EXTRACTED RECORDS:
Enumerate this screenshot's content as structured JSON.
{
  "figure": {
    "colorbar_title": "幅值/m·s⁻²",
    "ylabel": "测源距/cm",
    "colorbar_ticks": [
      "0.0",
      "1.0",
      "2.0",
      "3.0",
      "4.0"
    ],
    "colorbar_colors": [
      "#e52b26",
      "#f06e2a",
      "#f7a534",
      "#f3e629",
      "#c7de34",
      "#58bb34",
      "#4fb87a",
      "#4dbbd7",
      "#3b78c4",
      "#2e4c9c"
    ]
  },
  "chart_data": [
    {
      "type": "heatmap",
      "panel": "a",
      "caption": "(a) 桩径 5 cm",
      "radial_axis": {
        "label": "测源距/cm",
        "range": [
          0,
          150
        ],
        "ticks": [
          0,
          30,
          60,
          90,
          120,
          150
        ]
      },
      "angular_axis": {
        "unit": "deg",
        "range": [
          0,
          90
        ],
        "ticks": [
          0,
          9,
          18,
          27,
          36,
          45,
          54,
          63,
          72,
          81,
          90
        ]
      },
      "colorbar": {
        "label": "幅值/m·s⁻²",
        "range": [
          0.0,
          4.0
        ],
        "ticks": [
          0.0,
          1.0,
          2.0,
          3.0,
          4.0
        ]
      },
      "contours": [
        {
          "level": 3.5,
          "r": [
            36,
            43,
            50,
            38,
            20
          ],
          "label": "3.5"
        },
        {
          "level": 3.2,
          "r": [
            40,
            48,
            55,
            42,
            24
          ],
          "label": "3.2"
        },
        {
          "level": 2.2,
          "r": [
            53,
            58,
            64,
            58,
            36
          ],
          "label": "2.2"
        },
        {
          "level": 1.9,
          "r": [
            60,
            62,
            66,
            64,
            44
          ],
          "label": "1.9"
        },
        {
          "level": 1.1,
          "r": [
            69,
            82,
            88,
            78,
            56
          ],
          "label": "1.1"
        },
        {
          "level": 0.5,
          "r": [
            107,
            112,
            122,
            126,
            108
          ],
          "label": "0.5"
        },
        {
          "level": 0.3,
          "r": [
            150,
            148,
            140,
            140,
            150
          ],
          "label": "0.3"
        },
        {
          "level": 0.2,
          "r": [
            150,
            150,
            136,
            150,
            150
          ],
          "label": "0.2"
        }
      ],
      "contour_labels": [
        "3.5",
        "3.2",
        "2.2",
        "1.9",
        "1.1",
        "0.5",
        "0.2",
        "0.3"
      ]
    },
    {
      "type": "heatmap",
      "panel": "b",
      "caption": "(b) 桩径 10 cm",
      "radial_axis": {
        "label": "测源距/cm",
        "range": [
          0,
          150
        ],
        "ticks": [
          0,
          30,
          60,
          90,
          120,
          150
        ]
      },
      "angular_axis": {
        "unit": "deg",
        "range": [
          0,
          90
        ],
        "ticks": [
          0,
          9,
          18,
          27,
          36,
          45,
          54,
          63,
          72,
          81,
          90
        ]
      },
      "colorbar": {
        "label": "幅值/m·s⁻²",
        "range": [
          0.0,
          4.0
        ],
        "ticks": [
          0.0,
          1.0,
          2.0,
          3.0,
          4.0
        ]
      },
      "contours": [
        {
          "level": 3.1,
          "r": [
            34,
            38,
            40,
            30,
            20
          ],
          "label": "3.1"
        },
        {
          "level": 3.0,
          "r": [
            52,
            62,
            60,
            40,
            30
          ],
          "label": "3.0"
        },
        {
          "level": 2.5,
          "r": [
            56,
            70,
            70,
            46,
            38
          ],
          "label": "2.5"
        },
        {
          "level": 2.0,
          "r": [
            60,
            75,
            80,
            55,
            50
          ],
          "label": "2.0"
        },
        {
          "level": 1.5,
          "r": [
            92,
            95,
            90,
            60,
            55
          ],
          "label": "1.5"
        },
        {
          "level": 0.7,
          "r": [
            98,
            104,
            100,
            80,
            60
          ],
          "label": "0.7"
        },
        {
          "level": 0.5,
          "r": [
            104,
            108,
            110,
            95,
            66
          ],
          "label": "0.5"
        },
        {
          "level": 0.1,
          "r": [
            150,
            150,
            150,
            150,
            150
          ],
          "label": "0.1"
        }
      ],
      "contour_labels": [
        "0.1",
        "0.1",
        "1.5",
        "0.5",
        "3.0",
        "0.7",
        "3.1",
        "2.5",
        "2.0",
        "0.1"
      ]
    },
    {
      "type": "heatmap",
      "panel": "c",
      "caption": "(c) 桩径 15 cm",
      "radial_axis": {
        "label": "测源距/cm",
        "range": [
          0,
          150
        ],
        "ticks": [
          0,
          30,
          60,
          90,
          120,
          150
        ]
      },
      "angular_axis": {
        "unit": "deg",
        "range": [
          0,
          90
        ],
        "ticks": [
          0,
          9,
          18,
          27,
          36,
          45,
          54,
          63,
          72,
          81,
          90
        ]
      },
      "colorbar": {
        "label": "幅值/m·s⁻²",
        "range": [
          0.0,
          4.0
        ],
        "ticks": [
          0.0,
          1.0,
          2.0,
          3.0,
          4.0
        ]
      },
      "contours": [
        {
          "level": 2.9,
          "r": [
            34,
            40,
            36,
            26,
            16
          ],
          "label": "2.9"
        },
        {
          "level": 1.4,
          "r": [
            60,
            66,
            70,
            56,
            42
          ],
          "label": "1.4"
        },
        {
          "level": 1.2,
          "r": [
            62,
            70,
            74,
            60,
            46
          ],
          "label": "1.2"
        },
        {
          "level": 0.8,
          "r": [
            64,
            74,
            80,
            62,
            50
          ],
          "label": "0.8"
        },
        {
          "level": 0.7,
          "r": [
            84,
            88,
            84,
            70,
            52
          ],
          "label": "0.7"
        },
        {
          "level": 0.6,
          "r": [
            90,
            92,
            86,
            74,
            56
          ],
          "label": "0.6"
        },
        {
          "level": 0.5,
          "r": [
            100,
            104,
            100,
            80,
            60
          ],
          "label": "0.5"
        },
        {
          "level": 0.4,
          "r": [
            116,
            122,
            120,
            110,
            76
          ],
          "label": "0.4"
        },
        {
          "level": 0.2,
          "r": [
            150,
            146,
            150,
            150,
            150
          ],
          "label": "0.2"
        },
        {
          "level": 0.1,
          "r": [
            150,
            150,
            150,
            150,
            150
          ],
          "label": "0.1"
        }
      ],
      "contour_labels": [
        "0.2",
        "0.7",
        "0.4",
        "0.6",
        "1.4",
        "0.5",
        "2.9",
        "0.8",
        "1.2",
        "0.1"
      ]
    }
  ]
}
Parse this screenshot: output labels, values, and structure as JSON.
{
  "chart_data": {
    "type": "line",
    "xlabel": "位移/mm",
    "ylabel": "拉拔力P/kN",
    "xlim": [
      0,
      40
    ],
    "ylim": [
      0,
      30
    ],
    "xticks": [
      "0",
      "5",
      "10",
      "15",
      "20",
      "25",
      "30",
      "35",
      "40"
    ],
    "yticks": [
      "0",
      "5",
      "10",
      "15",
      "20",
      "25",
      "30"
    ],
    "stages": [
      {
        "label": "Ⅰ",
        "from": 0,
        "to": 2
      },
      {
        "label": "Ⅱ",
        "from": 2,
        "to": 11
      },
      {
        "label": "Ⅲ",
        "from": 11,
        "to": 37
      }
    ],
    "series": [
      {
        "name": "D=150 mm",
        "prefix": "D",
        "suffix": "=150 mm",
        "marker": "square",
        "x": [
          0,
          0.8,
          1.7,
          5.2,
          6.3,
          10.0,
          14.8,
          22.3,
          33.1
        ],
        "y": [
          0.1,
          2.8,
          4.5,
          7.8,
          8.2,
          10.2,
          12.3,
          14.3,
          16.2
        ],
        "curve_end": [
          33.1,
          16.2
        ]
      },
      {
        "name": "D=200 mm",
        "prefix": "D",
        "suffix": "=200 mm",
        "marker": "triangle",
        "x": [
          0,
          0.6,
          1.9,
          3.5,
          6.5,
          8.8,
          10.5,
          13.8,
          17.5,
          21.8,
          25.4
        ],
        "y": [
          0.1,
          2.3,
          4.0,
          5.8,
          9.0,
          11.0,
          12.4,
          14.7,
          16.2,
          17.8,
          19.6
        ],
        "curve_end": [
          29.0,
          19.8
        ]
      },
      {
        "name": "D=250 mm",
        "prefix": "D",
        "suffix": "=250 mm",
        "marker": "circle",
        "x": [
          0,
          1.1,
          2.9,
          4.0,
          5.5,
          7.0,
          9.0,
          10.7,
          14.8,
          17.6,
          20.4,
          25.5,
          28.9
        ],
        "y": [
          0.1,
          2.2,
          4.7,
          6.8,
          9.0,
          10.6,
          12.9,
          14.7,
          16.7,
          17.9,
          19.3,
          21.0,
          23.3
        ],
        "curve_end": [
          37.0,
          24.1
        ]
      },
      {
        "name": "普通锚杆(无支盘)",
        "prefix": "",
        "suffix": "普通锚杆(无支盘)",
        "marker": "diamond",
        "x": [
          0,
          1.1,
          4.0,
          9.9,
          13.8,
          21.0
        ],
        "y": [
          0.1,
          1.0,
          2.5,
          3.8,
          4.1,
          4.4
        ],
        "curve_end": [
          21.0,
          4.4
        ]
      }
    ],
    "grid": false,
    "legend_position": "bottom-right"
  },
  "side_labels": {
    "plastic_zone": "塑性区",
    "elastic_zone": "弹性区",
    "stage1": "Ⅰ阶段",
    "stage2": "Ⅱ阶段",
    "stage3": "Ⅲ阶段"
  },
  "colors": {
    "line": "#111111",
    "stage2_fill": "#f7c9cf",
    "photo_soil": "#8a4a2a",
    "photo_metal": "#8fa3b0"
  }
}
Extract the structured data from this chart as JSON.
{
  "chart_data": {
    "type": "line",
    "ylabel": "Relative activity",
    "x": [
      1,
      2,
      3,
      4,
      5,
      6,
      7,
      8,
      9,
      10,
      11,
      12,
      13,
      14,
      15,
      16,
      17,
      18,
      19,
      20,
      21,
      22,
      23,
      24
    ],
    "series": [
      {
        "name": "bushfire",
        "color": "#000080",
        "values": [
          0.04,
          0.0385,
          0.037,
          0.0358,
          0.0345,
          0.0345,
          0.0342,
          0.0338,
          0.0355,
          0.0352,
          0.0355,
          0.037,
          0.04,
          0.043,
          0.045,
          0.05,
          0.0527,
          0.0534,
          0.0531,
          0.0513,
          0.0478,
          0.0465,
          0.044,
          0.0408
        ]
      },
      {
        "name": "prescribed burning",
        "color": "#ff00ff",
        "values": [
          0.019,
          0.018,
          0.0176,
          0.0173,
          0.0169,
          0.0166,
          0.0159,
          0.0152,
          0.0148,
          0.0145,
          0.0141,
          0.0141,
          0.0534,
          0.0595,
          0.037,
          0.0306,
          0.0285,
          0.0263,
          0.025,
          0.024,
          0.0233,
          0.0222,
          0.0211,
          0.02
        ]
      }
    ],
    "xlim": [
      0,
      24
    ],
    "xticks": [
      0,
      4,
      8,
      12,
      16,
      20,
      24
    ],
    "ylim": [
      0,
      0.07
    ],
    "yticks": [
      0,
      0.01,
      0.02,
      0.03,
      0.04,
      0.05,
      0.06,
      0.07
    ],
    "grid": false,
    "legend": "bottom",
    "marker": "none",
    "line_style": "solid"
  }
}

WORK TO BE COMPLETED: How many lines in the records above contain the word "from"? Reply with the number alone.

OUTPUT OF THE TASK: 4